### BRIEF A
Reproduce the passage of the SQL function reference from "Description: returns the first" up to and including "search, result]...[, default])", word for word.

### SOURCE EXTRACT
Function declaration:
coalesce(expr1, expr2, ...)
Description: returns the first non-NULL value in the list. If all values in the list are NULL, NULL is returned.
Parameters:
  • expr: the value you want to test. All the values must be of the same data type or be NULL. Otherwise, an error is returned.
  • One or more parameters are required. Otherwise, an error is returned.

Return value: The type of the return value must be the same as that of the input parameter.

DECODE

Function declaration:
decode(expression, search, result[, search, result]...[, default])
Description: implements the IF-THEN-ELSE conditional branching feature.
Parameters:
  • expression: the expression that you want to compare.
  • search: the search item that you want to compare with expression.
  • result: the value returned if the values of search and expression match.
  • default: the value returned if no search item matches the expression. If default is not specified, NULL is returned. This parameter is optional.
Return value:
  • The matched search value is returned.
  • If no matched item exists, default is returned.
  • If default is not specified, NULL is returned.
    Note
    • Three or more parameters are specified.
    • The values of the result parameter must be of the same type or be NULL. Different data types cause an error. The values of search and expression must be of the same type. Otherwise, an error is returned.
    • If search in the DECODE function has duplicated values that can match the expression, the first mapping result is returned.
Example
select
decode(customer_id,
1, 'Taobao',
2, 'Alipay',
3, 'Aliyun',
Null, 'N/A',
'Others') as result
from sale_detail;
In this example, the DECODE function implements the IF-THEN-ELSE statement.
if customer_id = 1 then
result := 'Taobao';
elsif customer_id = 2 then
result := 'Alipay';
elsif customer_id = 3 then
result := 'Aliyun';
...
else
result := 'Others';
end if;
Note
  • In most cases, if "NULL = NULL" appears during the computing, the result returned by the MaxCompute SQL engine is NULL, whereas the DECODE function considers that the two NULL values are the same.
  • In this example, if the value of customer_id is NULL, the DECODE function returns N/A.

GET_IDCARD_AGE

Function declaration:
get_idcard_age(idcardno)
Description: returns an age based on the ID card number. The return value is the difference between the current year and the birth year identified on the ID card.

Parameters

idcardno: the ID card number of the STRING type. The value is a 15-digit or 18-digit number. During calculation, the validity of the ID card is checked based on the province code and the last digit of the ID card. NULL is returned if the check fails.

Return value: It is of the BIGINT type. If the input value is NULL, NULL is returned.

GET_IDCARD_BIRTHDAY

Function declaration:
get_idcard_birthday(idcardno)
Description: returns the date of birth based on the ID card number.

Parameters:

idcardno: the ID card number of the STRING type. The value is a 15-digit or 18-digit number. During calculation, the validity of the ID card is checked based on the province code and the last digit of the ID card. NULL is returned if the check fails.

Return value: It is of the DATETIME type. If the input value is NULL, NULL is returned.

### MATERIAL FOR THIS TASK

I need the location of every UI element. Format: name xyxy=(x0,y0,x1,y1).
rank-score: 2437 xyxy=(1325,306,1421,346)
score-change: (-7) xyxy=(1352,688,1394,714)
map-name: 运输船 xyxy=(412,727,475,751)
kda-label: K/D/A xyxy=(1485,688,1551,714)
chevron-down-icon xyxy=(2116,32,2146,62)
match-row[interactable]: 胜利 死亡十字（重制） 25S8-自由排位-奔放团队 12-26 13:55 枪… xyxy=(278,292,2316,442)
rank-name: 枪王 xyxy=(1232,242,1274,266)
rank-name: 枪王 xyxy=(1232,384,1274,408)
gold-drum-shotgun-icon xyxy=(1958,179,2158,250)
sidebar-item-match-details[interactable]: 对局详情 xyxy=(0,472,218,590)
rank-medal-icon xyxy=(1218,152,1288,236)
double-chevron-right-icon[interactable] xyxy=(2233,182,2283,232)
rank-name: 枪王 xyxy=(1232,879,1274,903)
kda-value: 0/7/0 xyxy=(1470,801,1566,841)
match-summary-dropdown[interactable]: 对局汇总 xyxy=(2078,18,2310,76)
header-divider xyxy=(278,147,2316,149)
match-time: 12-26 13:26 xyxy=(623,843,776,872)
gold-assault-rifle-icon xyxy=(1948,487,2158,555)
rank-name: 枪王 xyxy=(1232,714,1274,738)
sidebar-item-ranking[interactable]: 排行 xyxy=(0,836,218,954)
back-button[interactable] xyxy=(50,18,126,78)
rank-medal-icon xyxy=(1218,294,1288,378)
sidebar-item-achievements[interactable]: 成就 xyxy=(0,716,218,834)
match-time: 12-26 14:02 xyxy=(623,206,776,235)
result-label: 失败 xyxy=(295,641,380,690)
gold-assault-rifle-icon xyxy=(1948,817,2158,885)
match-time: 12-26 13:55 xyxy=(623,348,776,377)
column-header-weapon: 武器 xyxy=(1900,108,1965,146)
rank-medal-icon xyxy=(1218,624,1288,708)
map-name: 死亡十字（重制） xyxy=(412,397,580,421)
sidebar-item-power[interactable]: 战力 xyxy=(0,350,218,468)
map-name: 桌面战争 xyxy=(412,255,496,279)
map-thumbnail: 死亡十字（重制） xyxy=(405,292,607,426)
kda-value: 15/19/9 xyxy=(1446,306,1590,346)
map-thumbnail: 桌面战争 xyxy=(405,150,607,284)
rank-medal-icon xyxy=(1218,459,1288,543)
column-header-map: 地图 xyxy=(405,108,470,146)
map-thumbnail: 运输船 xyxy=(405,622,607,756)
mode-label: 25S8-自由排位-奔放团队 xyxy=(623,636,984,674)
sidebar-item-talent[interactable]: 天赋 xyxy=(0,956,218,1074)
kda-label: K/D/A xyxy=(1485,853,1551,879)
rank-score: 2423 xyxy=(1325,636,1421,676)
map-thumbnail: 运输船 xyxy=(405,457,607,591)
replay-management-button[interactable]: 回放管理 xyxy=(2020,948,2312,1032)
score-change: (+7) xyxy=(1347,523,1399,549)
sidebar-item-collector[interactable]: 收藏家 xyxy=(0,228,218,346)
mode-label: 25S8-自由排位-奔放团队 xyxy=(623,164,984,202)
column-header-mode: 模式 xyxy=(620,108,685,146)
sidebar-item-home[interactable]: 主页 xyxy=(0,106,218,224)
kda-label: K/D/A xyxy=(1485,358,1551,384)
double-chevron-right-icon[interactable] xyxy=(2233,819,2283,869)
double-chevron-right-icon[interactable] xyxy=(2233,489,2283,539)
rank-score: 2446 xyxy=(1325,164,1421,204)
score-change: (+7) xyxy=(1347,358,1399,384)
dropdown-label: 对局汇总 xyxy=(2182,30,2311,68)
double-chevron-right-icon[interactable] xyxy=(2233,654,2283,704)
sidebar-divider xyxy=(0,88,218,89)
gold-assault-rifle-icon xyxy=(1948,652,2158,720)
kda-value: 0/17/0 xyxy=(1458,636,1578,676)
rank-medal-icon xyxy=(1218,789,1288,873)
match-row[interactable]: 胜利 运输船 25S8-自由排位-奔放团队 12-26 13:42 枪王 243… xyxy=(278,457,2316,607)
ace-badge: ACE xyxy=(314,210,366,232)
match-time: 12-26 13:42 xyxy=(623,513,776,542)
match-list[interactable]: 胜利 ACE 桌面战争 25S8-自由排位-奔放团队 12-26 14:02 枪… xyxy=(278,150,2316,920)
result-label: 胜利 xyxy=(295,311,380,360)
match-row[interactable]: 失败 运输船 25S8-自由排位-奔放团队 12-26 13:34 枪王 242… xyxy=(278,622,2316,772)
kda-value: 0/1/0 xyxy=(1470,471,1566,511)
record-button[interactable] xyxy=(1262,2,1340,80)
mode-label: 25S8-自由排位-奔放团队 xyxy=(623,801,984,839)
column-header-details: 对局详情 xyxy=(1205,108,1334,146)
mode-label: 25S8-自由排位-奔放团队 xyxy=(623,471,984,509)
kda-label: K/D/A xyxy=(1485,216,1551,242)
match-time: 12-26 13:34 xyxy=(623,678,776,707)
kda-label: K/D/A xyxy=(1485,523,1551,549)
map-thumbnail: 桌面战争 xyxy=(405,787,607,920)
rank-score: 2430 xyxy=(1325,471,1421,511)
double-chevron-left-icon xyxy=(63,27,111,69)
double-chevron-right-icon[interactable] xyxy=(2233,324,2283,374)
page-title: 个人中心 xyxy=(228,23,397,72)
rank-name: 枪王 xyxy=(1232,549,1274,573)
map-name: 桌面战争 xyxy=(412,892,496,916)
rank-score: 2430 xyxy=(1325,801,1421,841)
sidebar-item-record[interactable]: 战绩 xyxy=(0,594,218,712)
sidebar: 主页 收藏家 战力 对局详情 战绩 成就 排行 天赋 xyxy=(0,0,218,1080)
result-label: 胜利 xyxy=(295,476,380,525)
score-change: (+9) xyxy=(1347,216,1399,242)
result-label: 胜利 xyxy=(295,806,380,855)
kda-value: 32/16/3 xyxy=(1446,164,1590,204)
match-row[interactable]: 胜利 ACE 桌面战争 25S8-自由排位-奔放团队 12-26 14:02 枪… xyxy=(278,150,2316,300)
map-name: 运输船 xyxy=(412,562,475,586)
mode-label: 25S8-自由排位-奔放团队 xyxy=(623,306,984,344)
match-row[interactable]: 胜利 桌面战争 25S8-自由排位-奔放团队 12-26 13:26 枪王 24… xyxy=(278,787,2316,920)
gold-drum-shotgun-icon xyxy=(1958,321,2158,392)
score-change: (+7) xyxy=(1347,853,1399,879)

### BRIEF B
Transcribe the rows exactly, from the first row up to and including the row that contains "rank-name: 枪王 xyxy=(1232,384,1274,408)".

### WRITTEN SOLUTION A
Description: returns the first non-NULL value in the list. If all values in the list are NULL, NULL is returned.
Parameters:
  • expr: the value you want to test. All the values must be of the same data type or be NULL. Otherwise, an error is returned.
  • One or more parameters are required. Otherwise, an error is returned.

Return value: The type of the return value must be the same as that of the input parameter.

DECODE

Function declaration:
decode(expression, search, result[, search, result]...[, default])

### WRITTEN SOLUTION B
I need the location of every UI element. Format: name xyxy=(x0,y0,x1,y1).
rank-score: 2437 xyxy=(1325,306,1421,346)
score-change: (-7) xyxy=(1352,688,1394,714)
map-name: 运输船 xyxy=(412,727,475,751)
kda-label: K/D/A xyxy=(1485,688,1551,714)
chevron-down-icon xyxy=(2116,32,2146,62)
match-row[interactable]: 胜利 死亡十字（重制） 25S8-自由排位-奔放团队 12-26 13:55 枪… xyxy=(278,292,2316,442)
rank-name: 枪王 xyxy=(1232,242,1274,266)
rank-name: 枪王 xyxy=(1232,384,1274,408)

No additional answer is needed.